Problem
Reproduce the listing below exactly. Pictures do not belong in the copy.

─── Provided information

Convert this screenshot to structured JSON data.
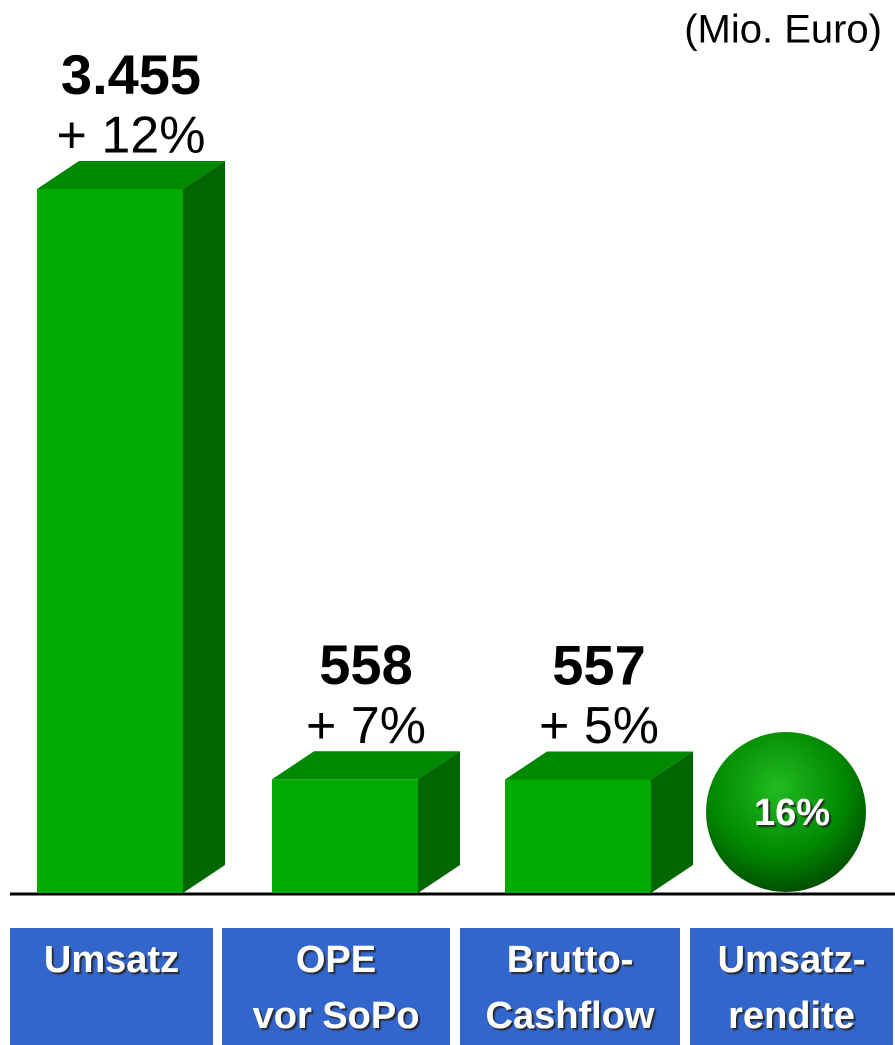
{
  "chart_data": {
    "type": "bar",
    "unit": "(Mio. Euro)",
    "categories": [
      [
        "Umsatz"
      ],
      [
        "OPE",
        "vor SoPo"
      ],
      [
        "Brutto-",
        "Cashflow"
      ],
      [
        "Umsatz-",
        "rendite"
      ]
    ],
    "values": [
      3455,
      558,
      557,
      null
    ],
    "value_labels": [
      "3.455",
      "558",
      "557",
      null
    ],
    "changes": [
      12,
      7,
      5,
      null
    ],
    "change_labels": [
      "+ 12%",
      "+ 7%",
      "+ 5%",
      null
    ],
    "rate": 16,
    "rate_label": "16%",
    "color": "#00aa00",
    "label_box_color": "#3366cc"
  }
}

──────

Right answer
Convert this screenshot to structured JSON data.
{
  "chart_data": {
    "type": "bar",
    "unit": "(Mio. Euro)",
    "categories": [
      [
        "Umsatz"
      ],
      [
        "OPE",
        "vor SoPo"
      ],
      [
        "Brutto-",
        "Cashflow"
      ],
      [
        "Umsatz-",
        "rendite"
      ]
    ],
    "values": [
      3455,
      558,
      557,
      null
    ],
    "value_labels": [
      "3.455",
      "558",
      "557",
      null
    ],
    "changes": [
      12,
      7,
      5,
      null
    ],
    "change_labels": [
      "+ 12%",
      "+ 7%",
      "+ 5%",
      null
    ],
    "rate": 16,
    "rate_label": "16%",
    "color": "#00aa00",
    "label_box_color": "#3366cc"
  }
}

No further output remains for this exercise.